The second report from the Institute for Fiscal Studies4 also suggests that socio-economic factors are a potentially important factor in explaining the differences in mortality. For instance, the report notes that the distribution of COVID-19 cases has not been evenly distributed throughout England and that this is one potential factor influencing mortality. For instance, 20% of confirmed cases have been in London and 60% of the overall Black population and 50% of the Bangladeshi population live in London. Another factor identified in the fiscal studies report was occupational exposure. The report identifies that those of Indian ethnicity make up over 14% of doctors and Black Africans account for 7% of nurses and that Indian and Black African men are 150% and 310% more likely to work in health and social care compared to white British men, which suggests that occupational risk is likely to be higher among BAME individuals. Other recognised factors include household structures and BAME patients are more likely to live in overcrowded accommodation. A third factor possible influencing excess death is health-related inequalities. It is known that 73% of Black people and 57% of Asians are overweight5 and that 44% of Pakistani men aged 55 years and older have type 2 diabetes.6 These comorbidities are likely to increase the risk of death once infected with COVID-19.

The third report is an analysis of the clinical characteristics of 520 hospitalised patients in an NHS trust and comes from a group at Imperial College in London.7 The report found that although the crude OR for the risk of death of Black compared with White patients was not significant, (OR = 1.14, 95% CI 0.69–1.88), after adjusting for age and comorbidities, the result was border-line significant (OR = 1.72, 95% CI 0.98–3.02, p = 0.06). The authors called for further studies to investigate these associations on a larger scale.

In summary, and based on all of the currently available information, it seems certain that BAME patients are disproportionately affected by COVID-19 in line with the observations from the H1N1 viral pandemic and Public Health England (PHE) has launched a review into the topic. It is likely that no single factor is responsible but that several independent contributory underlying factors including socio-demographic, comorbidities and occupational-related exposure interact in a complex manner to raise mortality. Nevertheless, what is ultimately more important, is that the PHE review offers clarity on whether there are specific measures that can be undertaken by BAME to reduce their risk of infection.

▶ DATASET ENTRIES:
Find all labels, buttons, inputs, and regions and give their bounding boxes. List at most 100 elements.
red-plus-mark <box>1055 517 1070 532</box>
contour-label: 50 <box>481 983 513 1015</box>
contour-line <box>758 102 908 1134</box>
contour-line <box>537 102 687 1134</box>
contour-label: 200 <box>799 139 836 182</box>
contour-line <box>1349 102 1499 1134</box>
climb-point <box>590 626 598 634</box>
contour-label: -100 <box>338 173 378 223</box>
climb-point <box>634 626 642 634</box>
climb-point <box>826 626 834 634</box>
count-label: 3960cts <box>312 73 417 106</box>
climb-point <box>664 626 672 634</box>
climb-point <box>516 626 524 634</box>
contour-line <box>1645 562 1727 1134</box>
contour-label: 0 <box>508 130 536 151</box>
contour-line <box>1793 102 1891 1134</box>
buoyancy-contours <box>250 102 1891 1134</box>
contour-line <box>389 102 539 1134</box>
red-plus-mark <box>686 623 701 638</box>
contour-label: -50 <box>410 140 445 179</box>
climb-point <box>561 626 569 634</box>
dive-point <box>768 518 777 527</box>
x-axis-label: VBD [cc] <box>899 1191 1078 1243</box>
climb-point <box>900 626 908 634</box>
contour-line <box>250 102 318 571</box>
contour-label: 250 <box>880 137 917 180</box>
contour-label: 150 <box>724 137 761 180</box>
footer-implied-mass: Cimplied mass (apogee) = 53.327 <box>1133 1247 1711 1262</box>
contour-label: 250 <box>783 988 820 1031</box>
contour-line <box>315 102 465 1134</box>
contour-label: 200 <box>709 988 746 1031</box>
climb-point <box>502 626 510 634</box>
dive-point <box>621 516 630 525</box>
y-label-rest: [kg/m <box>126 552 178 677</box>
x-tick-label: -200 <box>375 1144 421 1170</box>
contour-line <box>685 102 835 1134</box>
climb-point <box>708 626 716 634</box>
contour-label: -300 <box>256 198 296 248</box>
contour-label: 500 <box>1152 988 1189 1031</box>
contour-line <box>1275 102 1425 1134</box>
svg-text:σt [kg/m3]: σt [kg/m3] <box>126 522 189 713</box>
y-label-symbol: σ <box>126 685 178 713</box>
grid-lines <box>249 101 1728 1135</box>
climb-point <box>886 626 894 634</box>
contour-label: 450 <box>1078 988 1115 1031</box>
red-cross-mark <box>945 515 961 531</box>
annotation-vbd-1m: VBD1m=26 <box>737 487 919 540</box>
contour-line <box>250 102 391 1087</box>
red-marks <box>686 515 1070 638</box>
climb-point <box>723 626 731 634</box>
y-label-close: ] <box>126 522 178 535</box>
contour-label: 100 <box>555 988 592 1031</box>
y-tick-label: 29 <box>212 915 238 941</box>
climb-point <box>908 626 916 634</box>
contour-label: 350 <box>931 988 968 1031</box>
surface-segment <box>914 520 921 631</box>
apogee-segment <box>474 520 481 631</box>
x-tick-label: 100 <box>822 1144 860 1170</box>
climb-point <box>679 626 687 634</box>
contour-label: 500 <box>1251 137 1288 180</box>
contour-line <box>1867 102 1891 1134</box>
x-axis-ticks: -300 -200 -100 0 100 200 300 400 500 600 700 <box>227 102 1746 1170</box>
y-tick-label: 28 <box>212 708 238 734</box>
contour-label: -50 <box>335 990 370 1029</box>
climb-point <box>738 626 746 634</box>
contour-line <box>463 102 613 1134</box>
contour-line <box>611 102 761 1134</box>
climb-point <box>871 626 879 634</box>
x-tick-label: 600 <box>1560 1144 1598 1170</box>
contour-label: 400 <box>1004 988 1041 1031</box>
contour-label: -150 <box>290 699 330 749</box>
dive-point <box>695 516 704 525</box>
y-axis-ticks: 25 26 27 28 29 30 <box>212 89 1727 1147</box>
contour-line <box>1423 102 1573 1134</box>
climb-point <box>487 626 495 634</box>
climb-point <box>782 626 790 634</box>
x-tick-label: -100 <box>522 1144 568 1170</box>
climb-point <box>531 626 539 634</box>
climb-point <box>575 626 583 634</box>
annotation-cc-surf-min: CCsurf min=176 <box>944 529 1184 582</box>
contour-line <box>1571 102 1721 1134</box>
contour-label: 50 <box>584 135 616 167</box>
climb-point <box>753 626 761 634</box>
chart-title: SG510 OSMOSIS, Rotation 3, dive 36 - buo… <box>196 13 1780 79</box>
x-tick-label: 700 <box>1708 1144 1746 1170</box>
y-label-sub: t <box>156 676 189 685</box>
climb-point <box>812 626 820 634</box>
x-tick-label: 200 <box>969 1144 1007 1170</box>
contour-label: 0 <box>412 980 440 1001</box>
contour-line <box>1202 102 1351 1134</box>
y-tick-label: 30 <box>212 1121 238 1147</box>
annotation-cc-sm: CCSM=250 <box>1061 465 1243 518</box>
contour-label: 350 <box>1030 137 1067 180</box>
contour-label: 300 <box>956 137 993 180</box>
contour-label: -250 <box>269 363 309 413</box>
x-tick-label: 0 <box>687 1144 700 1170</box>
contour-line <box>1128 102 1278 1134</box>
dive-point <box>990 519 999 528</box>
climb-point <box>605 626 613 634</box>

▶ EXERCISE SET:
- a) Translate this sentence from the excerpt on COVID-19 mortality into Spanish: "The authors called for further studies to investigate these associations on a larger scale."
- b) Write out the part of the excerpt on COVID-19 mortality that begins at the words "The third report" and stops after "a larger scale.".

▶ SOLUTIONS TO THE PROBLEMS:
- a) Los autores pidieron más estudios para investigar estas asociaciones a mayor escala.

- b)
The third report is an analysis of the clinical characteristics of 520 hospitalised patients in an NHS trust and comes from a group at Imperial College in London.7 The report found that although the crude OR for the risk of death of Black compared with White patients was not significant, (OR = 1.14, 95% CI 0.69–1.88), after adjusting for age and comorbidities, the result was border-line significant (OR = 1.72, 95% CI 0.98–3.02, p = 0.06). The authors called for further studies to investigate these associations on a larger scale.